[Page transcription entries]

>>>

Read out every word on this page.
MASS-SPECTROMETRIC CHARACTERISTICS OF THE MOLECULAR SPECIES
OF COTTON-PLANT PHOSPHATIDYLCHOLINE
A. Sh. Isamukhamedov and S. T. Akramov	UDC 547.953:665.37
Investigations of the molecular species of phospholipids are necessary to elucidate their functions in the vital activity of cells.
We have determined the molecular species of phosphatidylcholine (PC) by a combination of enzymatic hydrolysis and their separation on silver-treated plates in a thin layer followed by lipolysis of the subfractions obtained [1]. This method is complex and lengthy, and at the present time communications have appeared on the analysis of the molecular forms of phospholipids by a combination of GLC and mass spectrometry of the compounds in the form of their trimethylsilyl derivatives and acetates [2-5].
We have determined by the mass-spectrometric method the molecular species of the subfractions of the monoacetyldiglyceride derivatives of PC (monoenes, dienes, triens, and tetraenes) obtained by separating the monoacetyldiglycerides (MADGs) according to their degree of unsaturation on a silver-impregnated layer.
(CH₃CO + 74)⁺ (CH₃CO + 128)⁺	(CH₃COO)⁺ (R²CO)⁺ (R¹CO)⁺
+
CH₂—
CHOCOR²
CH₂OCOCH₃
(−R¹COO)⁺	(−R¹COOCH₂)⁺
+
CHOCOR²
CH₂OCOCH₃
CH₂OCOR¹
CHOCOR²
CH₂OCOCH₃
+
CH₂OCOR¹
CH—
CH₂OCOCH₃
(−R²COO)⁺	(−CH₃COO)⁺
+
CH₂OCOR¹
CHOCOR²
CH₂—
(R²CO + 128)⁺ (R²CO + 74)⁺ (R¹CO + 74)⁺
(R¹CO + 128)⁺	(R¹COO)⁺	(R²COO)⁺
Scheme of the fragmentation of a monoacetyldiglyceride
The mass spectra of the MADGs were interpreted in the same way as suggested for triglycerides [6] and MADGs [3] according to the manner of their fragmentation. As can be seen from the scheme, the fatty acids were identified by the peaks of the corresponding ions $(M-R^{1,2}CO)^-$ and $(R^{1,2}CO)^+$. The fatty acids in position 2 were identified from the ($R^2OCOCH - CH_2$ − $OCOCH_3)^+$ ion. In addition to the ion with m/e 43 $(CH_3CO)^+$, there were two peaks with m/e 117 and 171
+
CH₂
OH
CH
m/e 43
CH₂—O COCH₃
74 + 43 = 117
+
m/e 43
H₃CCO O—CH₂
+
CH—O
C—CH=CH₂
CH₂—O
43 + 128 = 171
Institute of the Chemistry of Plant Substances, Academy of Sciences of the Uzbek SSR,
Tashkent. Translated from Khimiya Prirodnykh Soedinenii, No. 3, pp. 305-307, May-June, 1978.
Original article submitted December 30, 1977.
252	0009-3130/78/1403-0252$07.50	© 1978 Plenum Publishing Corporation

<<<

**Task objective:** From the first line to the last, copy the records without alteration.

**Written response:**
Read out every word on this page.
MASS-SPECTROMETRIC CHARACTERISTICS OF THE MOLECULAR SPECIES
OF COTTON-PLANT PHOSPHATIDYLCHOLINE
A. Sh. Isamukhamedov and S. T. Akramov	UDC 547.953:665.37
Investigations of the molecular species of phospholipids are necessary to elucidate their functions in the vital activity of cells.
We have determined the molecular species of phosphatidylcholine (PC) by a combination of enzymatic hydrolysis and their separation on silver-treated plates in a thin layer followed by lipolysis of the subfractions obtained [1]. This method is complex and lengthy, and at the present time communications have appeared on the analysis of the molecular forms of phospholipids by a combination of GLC and mass spectrometry of the compounds in the form of their trimethylsilyl derivatives and acetates [2-5].
We have determined by the mass-spectrometric method the molecular species of the subfractions of the monoacetyldiglyceride derivatives of PC (monoenes, dienes, triens, and tetraenes) obtained by separating the monoacetyldiglycerides (MADGs) according to their degree of unsaturation on a silver-impregnated layer.
(CH₃CO + 74)⁺ (CH₃CO + 128)⁺	(CH₃COO)⁺ (R²CO)⁺ (R¹CO)⁺
+
CH₂—
CHOCOR²
CH₂OCOCH₃
(−R¹COO)⁺	(−R¹COOCH₂)⁺
+
CHOCOR²
CH₂OCOCH₃
CH₂OCOR¹
CHOCOR²
CH₂OCOCH₃
+
CH₂OCOR¹
CH—
CH₂OCOCH₃
(−R²COO)⁺	(−CH₃COO)⁺
+
CH₂OCOR¹
CHOCOR²
CH₂—
(R²CO + 128)⁺ (R²CO + 74)⁺ (R¹CO + 74)⁺
(R¹CO + 128)⁺	(R¹COO)⁺	(R²COO)⁺
Scheme of the fragmentation of a monoacetyldiglyceride
The mass spectra of the MADGs were interpreted in the same way as suggested for triglycerides [6] and MADGs [3] according to the manner of their fragmentation. As can be seen from the scheme, the fatty acids were identified by the peaks of the corresponding ions $(M-R^{1,2}CO)^-$ and $(R^{1,2}CO)^+$. The fatty acids in position 2 were identified from the ($R^2OCOCH - CH_2$ − $OCOCH_3)^+$ ion. In addition to the ion with m/e 43 $(CH_3CO)^+$, there were two peaks with m/e 117 and 171
+
CH₂
OH
CH
m/e 43
CH₂—O COCH₃
74 + 43 = 117
+
m/e 43
H₃CCO O—CH₂
+
CH—O
C—CH=CH₂
CH₂—O
43 + 128 = 171
Institute of the Chemistry of Plant Substances, Academy of Sciences of the Uzbek SSR,
Tashkent. Translated from Khimiya Prirodnykh Soedinenii, No. 3, pp. 305-307, May-June, 1978.
Original article submitted December 30, 1977.
252	0009-3130/78/1403-0252$07.50	© 1978 Plenum Publishing Corporation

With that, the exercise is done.